TEXTE À LIRE:
L’Amérique latine est la clé de la transition énergétique mondiale, alors que la région ressent de plus en plus les effets du changement climatique
Grandes lignes
- L’Amérique latine est le leader mondial de l’énergie propre grâce à la part importante du renouvelable dans sa production d’électricité.
- Malgré de faibles émissions de CO2, l’Amérique latine est très exposée au changement climatique en raison de sécheresses et d’inondations fréquentes et de violents ouragans.
- Comme l’Amérique latine est un important exportateur de denrées alimentaires, les sécheresses intenses mettent en péril les récoltes et ont un impact important sur la sécurité alimentaire mondiale.
- L’Amérique latine regorge de minerais stratégiques et conserve une position largement neutre s’agissant des enjeux géopolitiques.
- Les questions climatiques sont un sujet brûlant en Amérique latine et la région devrait occuper le devant de la scène internationale au cours des prochaines années.
L’Amérique latine, leader mondial de l’énergie propre
Les pays d’Amérique latine, en particulier d’Amérique du Sud, produisent moins de gaz à effet de serre que le reste du monde (cf. le graphique ci-dessous, où la ligne gris clair représente l’Amérique du Sud). L’Amérique latine affiche également de bons résultats en termes de CO2 par habitant. Le pays qui présente les chiffres les plus élevés en matière d’émissions de CO2 par habitant est le Venezuela, classé 92e sur les 241 pays du monde. Principale explication : l’Amérique latine est peu dépendante des hydrocarbures sur le plan économique, tandis que la région se taille la part du lion en termes de génération d’électricité à partir d’énergies renouvelables. Selon l’Agence internationale de l’énergie, 30% de la consommation d’énergie totale en Amérique latine provient de sources d’énergies renouvelables, principalement hydrauliques. Le contraste est saisissant par rapport au reste du monde, où les énergies renouvelables ne représentent que 12% de la consommation d’énergie. En outre, le Paraguay, l’Uruguay et le Costa Rica tendent à produire près de 100% de leur électricité à partir du renouvelable, faisant de l’Amérique latine le leader mondial de l’énergie propre.
Il n’en demeure pas moins qu’il reste de nombreuses pistes à explorer pour accroître l’utilisation des énergies renouvelables dans la région. Comme l’illustre le graphique ci-dessous, l’Amérique latine dépend encore largement des énergies fossiles comparé aux renouvelables. L’énergie géothermique est un exemple d’énergie renouvelable sous-utilisée et très prometteuse pour la région, comme l’Amérique latine possède un large réseau de volcans et de failles géologiques (elle est située sur la Ceinture de feu). Cependant, les sources géothermiques sont largement sous-exploitées, puisqu’elles représentent à peine 5% du potentiel géothermique évalué de la région. Avant de développer cette piste, la région devra mettre en place des réglementations et des politiques en vue de soutenir les investissements.

OBJECTIF: Traduisez en anglais, s’il vous plaît, cette phrase du texte sur l’Amérique latine : « L’Amérique latine affiche également de bons résultats en termes de CO2 par habitant. » Ne vous servez que du texte sur l’Amérique latine.

(Enregistrements des cadres étiquetés)
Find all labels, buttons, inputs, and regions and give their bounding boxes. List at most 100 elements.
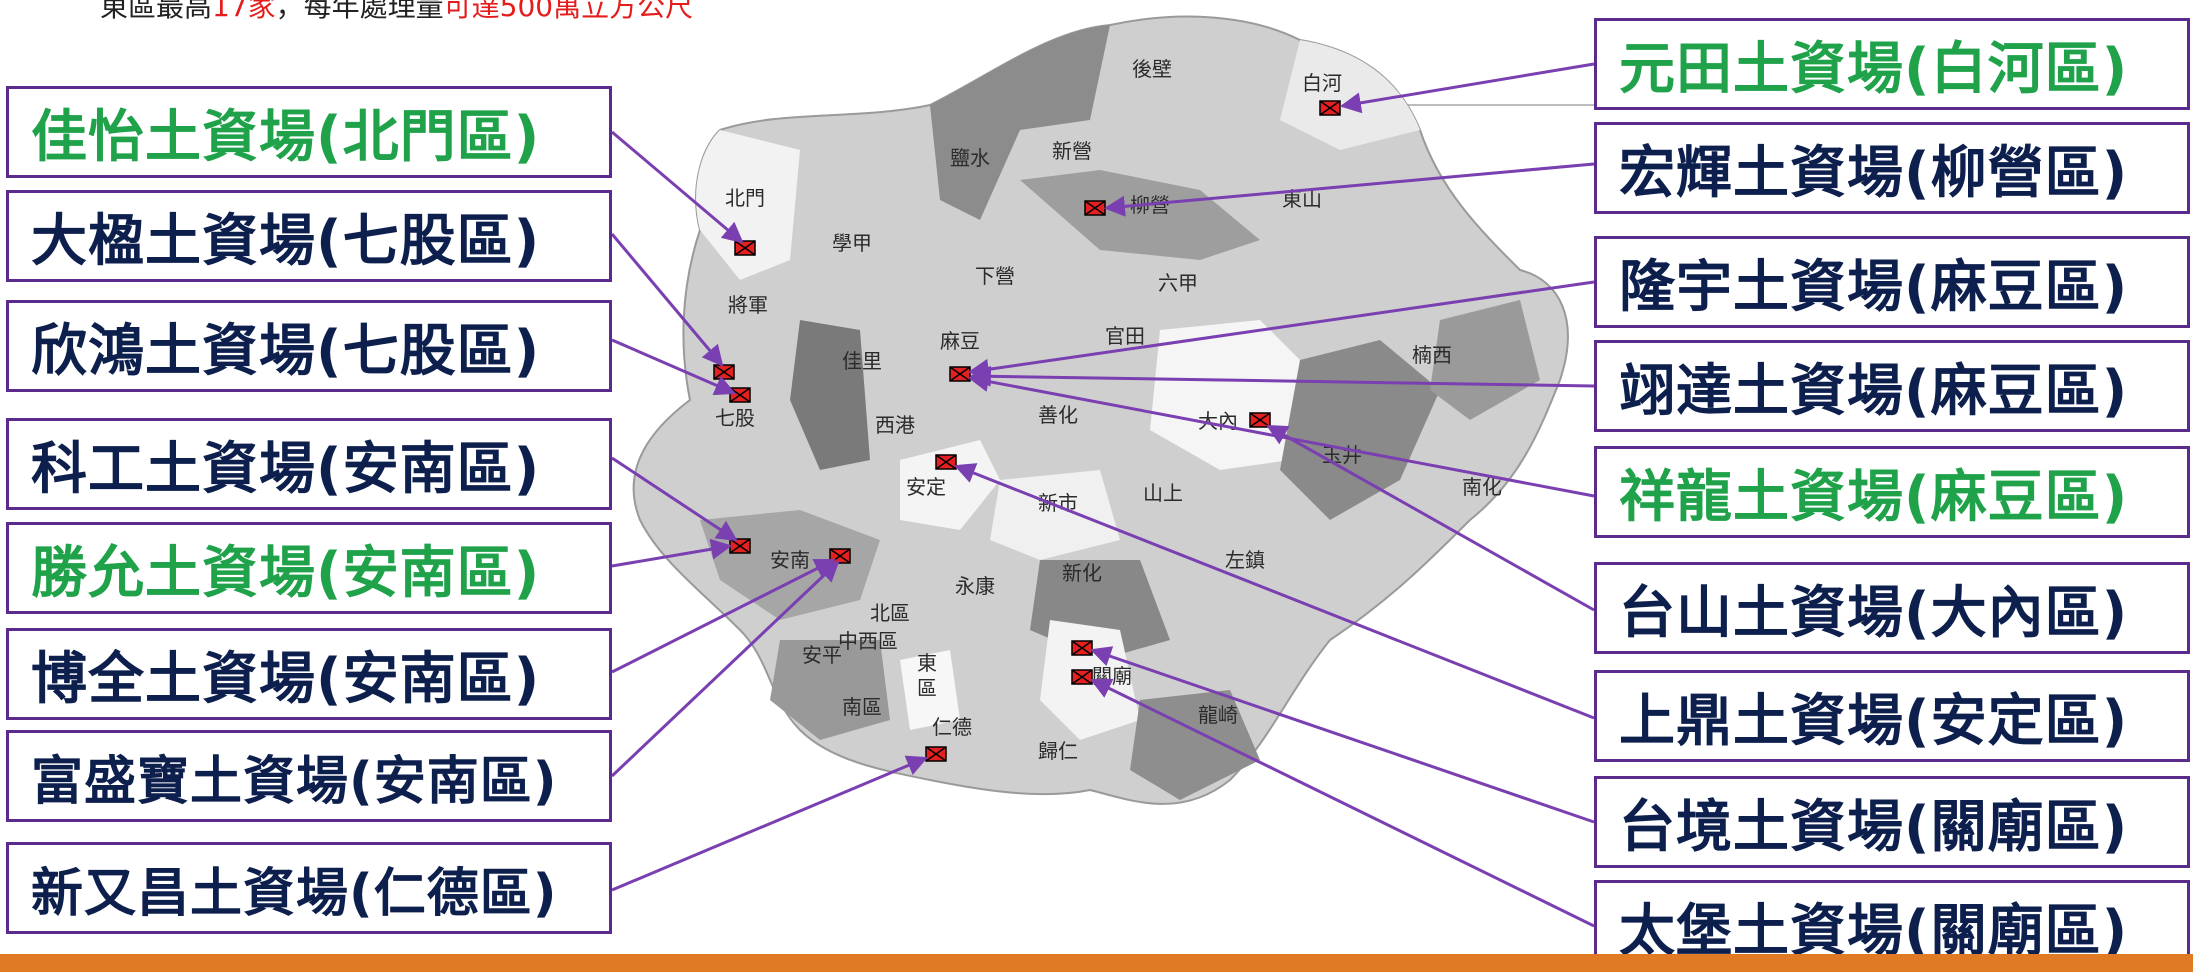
arrow-taijing-guanmiao: [1090, 646, 1595, 824]
site-label-yuantian-baihe[interactable]: 元田土資場(白河區): [1594, 18, 2190, 110]
site-label-shangding-anding[interactable]: 上鼎土資場(安定區): [1594, 670, 2190, 762]
site-marker-danei[interactable]: [1249, 412, 1271, 428]
connector-arrows: [610, 62, 1595, 928]
district-label: 西港: [875, 413, 915, 437]
site-label-taishan-danei[interactable]: 台山土資場(大內區): [1594, 562, 2190, 654]
site-label-text: 祥龍土資場(麻豆區): [1619, 464, 2129, 530]
site-marker-qigu-2[interactable]: [729, 387, 751, 403]
arrow-yida-madou: [969, 365, 1595, 388]
site-label-longyu-madou[interactable]: 隆宇土資場(麻豆區): [1594, 236, 2190, 328]
district-label: 鹽水: [950, 146, 990, 170]
site-marker-beimen[interactable]: [734, 240, 756, 256]
district-region-dark: [1430, 300, 1540, 420]
site-marker-anding[interactable]: [935, 454, 957, 470]
district-region-dark: [930, 25, 1110, 220]
site-label-text: 新又昌土資場(仁德區): [31, 863, 558, 924]
district-label: 北門: [725, 186, 765, 210]
district-label: 官田: [1105, 324, 1145, 348]
arrow-taibao-guanmiao: [1090, 678, 1595, 928]
summary-mid: ，每年處理量: [275, 0, 444, 22]
site-label-xianglong-madou[interactable]: 祥龍土資場(麻豆區): [1594, 446, 2190, 538]
district-label: 新化: [1062, 561, 1102, 585]
district-label: 將軍: [728, 293, 768, 317]
district-label: 安定: [906, 475, 946, 499]
district-region-light: [900, 650, 960, 730]
district-region-mid: [770, 640, 890, 740]
district-label: 南化: [1462, 475, 1502, 499]
arrow-kegong-annan: [611, 456, 738, 542]
district-region-dark: [1130, 690, 1260, 800]
summary-count: 17家: [212, 0, 276, 22]
arrow-daying-qigu: [610, 233, 724, 367]
district-labels: 後壁白河鹽水新營北門柳營東山學甲下營六甲將軍官田麻豆楠西佳里七股西港善化大內玉井…: [715, 57, 1502, 763]
site-marker-rende[interactable]: [925, 746, 947, 762]
site-label-text: 上鼎土資場(安定區): [1619, 688, 2129, 754]
site-label-text: 太堡土資場(關廟區): [1619, 898, 2129, 964]
district-label: 仁德: [932, 715, 972, 739]
site-label-xinhong-qigu[interactable]: 欣鴻土資場(七股區): [6, 300, 612, 392]
district-region-dark: [790, 320, 870, 470]
site-label-text: 台山土資場(大內區): [1619, 580, 2129, 646]
district-region-dark: [1280, 340, 1440, 520]
site-marker-madou[interactable]: [949, 366, 971, 382]
district-label: 六甲: [1158, 271, 1198, 295]
district-label: 安南: [770, 548, 810, 572]
site-marker-annan-1[interactable]: [729, 538, 751, 554]
site-label-text: 台境土資場(關廟區): [1619, 794, 2129, 860]
map-outline: [632, 15, 1569, 805]
site-label-jiayi-beimen[interactable]: 佳怡土資場(北門區): [6, 86, 612, 178]
district-label: 佳里: [842, 349, 882, 373]
divider-line: [1340, 104, 1600, 106]
arrow-shengyun-annan: [611, 538, 733, 568]
arrow-shangding-anding: [954, 463, 1595, 720]
district-label: 新營: [1052, 139, 1092, 163]
site-marker-baihe[interactable]: [1319, 100, 1341, 116]
district-label: 龍崎: [1198, 703, 1238, 727]
site-label-text: 宏輝土資場(柳營區): [1619, 140, 2129, 206]
district-label: 中西區: [838, 629, 898, 653]
site-label-taijing-guanmiao[interactable]: 台境土資場(關廟區): [1594, 776, 2190, 868]
summary-prefix: 東區最高: [100, 0, 213, 22]
district-label: 麻豆: [940, 329, 980, 353]
site-label-honghui-liuying[interactable]: 宏輝土資場(柳營區): [1594, 122, 2190, 214]
arrow-xinhong-qigu: [611, 338, 736, 396]
arrow-longyu-madou: [967, 280, 1595, 380]
district-label: 白河: [1302, 71, 1342, 95]
footer-bar: [0, 954, 2193, 972]
arrow-fushengbao-annan: [610, 560, 840, 778]
site-label-text: 大楹土資場(七股區): [31, 208, 541, 274]
site-marker-guanmiao-1[interactable]: [1071, 640, 1093, 656]
district-label: 北區: [870, 601, 910, 625]
site-marker-qigu-1[interactable]: [713, 364, 735, 380]
district-label: 東: [917, 651, 937, 675]
site-label-text: 博全土資場(安南區): [31, 646, 541, 712]
site-label-fushengbao-annan[interactable]: 富盛寶土資場(安南區): [6, 730, 612, 822]
district-label: 左鎮: [1225, 548, 1265, 572]
site-label-boquan-annan[interactable]: 博全土資場(安南區): [6, 628, 612, 720]
site-label-shengyun-annan[interactable]: 勝允土資場(安南區): [6, 522, 612, 614]
arrow-taishan-danei: [1266, 424, 1595, 612]
district-label: 安平: [802, 643, 842, 667]
district-label: 山上: [1143, 481, 1183, 505]
summary-capacity: 可達500萬立方公尺: [443, 0, 694, 22]
district-label: 下營: [975, 264, 1015, 288]
site-label-text: 隆宇土資場(麻豆區): [1619, 254, 2129, 320]
district-region-light: [900, 440, 1000, 530]
site-label-text: 元田土資場(白河區): [1619, 36, 2129, 102]
district-region-mid: [700, 510, 880, 620]
site-label-xinyouchang-rende[interactable]: 新又昌土資場(仁德區): [6, 842, 612, 934]
site-label-kegong-annan[interactable]: 科工土資場(安南區): [6, 418, 612, 510]
district-label: 南區: [842, 695, 882, 719]
site-marker-liuying[interactable]: [1084, 200, 1106, 216]
arrow-honghui-liuying: [1103, 162, 1595, 217]
arrow-xinyouchang-rende: [611, 755, 928, 892]
site-marker-guanmiao-2[interactable]: [1071, 669, 1093, 685]
site-label-yida-madou[interactable]: 翊達土資場(麻豆區): [1594, 340, 2190, 432]
summary-line: 東區最高17家，每年處理量可達500萬立方公尺: [100, 0, 900, 22]
arrow-jiayi-beimen: [611, 130, 744, 244]
site-label-text: 富盛寶土資場(安南區): [31, 751, 558, 812]
district-label: 永康: [955, 574, 995, 598]
site-label-daying-qigu[interactable]: 大楹土資場(七股區): [6, 190, 612, 282]
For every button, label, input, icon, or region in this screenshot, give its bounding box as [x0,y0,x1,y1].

CORRIGÉ: Latin America also performs well in terms of CO2 per capita.